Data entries
__________

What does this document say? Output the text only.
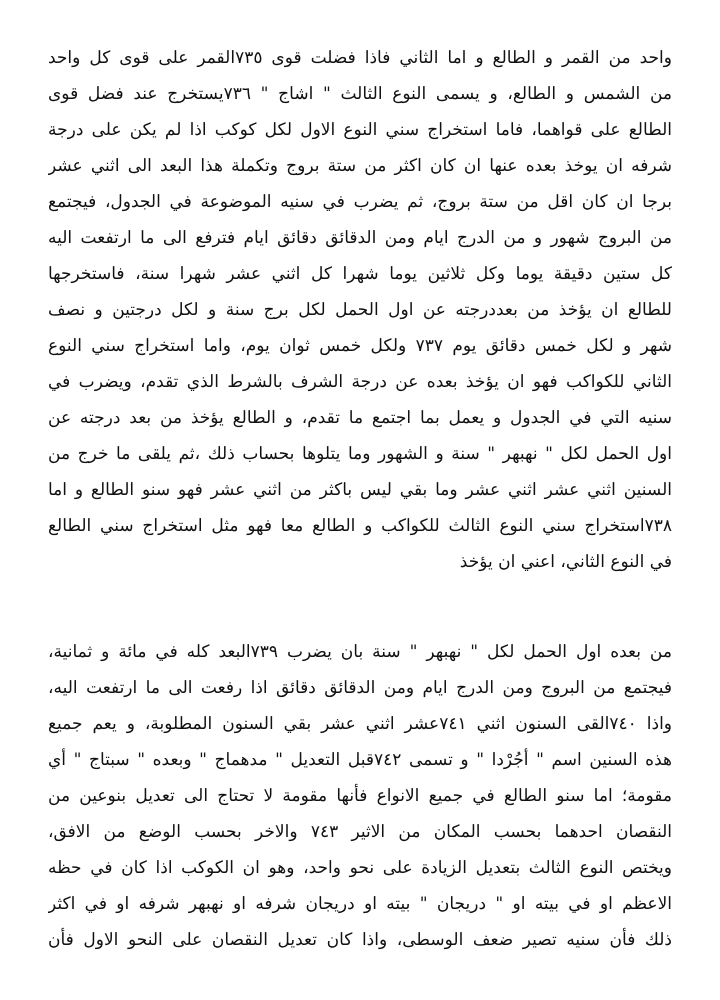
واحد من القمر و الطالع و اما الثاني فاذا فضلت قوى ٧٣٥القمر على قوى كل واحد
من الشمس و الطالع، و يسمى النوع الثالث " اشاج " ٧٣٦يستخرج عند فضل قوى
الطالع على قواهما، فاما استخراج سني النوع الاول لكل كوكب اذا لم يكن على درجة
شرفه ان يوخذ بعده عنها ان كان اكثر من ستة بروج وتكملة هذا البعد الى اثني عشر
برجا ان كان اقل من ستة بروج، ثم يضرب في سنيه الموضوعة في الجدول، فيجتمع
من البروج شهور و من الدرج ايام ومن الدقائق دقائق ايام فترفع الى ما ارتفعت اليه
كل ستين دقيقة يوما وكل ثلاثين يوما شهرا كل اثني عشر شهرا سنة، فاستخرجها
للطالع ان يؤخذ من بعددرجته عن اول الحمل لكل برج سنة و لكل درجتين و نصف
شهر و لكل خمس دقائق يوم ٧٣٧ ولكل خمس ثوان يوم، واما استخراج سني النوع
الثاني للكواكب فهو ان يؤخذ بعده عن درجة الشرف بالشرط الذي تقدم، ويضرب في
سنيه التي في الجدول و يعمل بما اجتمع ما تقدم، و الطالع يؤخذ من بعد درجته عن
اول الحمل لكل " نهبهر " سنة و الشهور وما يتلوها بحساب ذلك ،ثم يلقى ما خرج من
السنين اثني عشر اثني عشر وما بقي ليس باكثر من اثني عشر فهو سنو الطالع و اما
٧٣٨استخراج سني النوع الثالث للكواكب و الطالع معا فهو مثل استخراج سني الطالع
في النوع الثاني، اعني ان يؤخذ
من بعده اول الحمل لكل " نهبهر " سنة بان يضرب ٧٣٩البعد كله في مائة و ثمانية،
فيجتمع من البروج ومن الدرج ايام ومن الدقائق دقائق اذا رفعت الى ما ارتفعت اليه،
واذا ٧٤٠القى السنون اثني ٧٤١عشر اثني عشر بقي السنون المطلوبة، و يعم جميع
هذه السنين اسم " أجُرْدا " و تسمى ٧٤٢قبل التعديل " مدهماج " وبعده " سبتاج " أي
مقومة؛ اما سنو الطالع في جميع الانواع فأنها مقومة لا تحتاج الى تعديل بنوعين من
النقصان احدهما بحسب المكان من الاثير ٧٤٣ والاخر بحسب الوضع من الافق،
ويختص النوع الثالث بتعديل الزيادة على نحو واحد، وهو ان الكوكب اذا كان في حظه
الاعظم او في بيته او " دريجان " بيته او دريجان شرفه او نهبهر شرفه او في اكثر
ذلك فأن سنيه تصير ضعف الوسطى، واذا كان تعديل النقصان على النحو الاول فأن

__________

#### Exercise task
Copy every record above exactly as written, but leave out the pictures.

#### The response
What does this document say? Output the text only.
واحد من القمر و الطالع و اما الثاني فاذا فضلت قوى ٧٣٥القمر على قوى كل واحد
من الشمس و الطالع، و يسمى النوع الثالث " اشاج " ٧٣٦يستخرج عند فضل قوى
الطالع على قواهما، فاما استخراج سني النوع الاول لكل كوكب اذا لم يكن على درجة
شرفه ان يوخذ بعده عنها ان كان اكثر من ستة بروج وتكملة هذا البعد الى اثني عشر
برجا ان كان اقل من ستة بروج، ثم يضرب في سنيه الموضوعة في الجدول، فيجتمع
من البروج شهور و من الدرج ايام ومن الدقائق دقائق ايام فترفع الى ما ارتفعت اليه
كل ستين دقيقة يوما وكل ثلاثين يوما شهرا كل اثني عشر شهرا سنة، فاستخرجها
للطالع ان يؤخذ من بعددرجته عن اول الحمل لكل برج سنة و لكل درجتين و نصف
شهر و لكل خمس دقائق يوم ٧٣٧ ولكل خمس ثوان يوم، واما استخراج سني النوع
الثاني للكواكب فهو ان يؤخذ بعده عن درجة الشرف بالشرط الذي تقدم، ويضرب في
سنيه التي في الجدول و يعمل بما اجتمع ما تقدم، و الطالع يؤخذ من بعد درجته عن
اول الحمل لكل " نهبهر " سنة و الشهور وما يتلوها بحساب ذلك ،ثم يلقى ما خرج من
السنين اثني عشر اثني عشر وما بقي ليس باكثر من اثني عشر فهو سنو الطالع و اما
٧٣٨استخراج سني النوع الثالث للكواكب و الطالع معا فهو مثل استخراج سني الطالع
في النوع الثاني، اعني ان يؤخذ
من بعده اول الحمل لكل " نهبهر " سنة بان يضرب ٧٣٩البعد كله في مائة و ثمانية،
فيجتمع من البروج ومن الدرج ايام ومن الدقائق دقائق اذا رفعت الى ما ارتفعت اليه،
واذا ٧٤٠القى السنون اثني ٧٤١عشر اثني عشر بقي السنون المطلوبة، و يعم جميع
هذه السنين اسم " أجُرْدا " و تسمى ٧٤٢قبل التعديل " مدهماج " وبعده " سبتاج " أي
مقومة؛ اما سنو الطالع في جميع الانواع فأنها مقومة لا تحتاج الى تعديل بنوعين من
النقصان احدهما بحسب المكان من الاثير ٧٤٣ والاخر بحسب الوضع من الافق،
ويختص النوع الثالث بتعديل الزيادة على نحو واحد، وهو ان الكوكب اذا كان في حظه
الاعظم او في بيته او " دريجان " بيته او دريجان شرفه او نهبهر شرفه او في اكثر
ذلك فأن سنيه تصير ضعف الوسطى، واذا كان تعديل النقصان على النحو الاول فأن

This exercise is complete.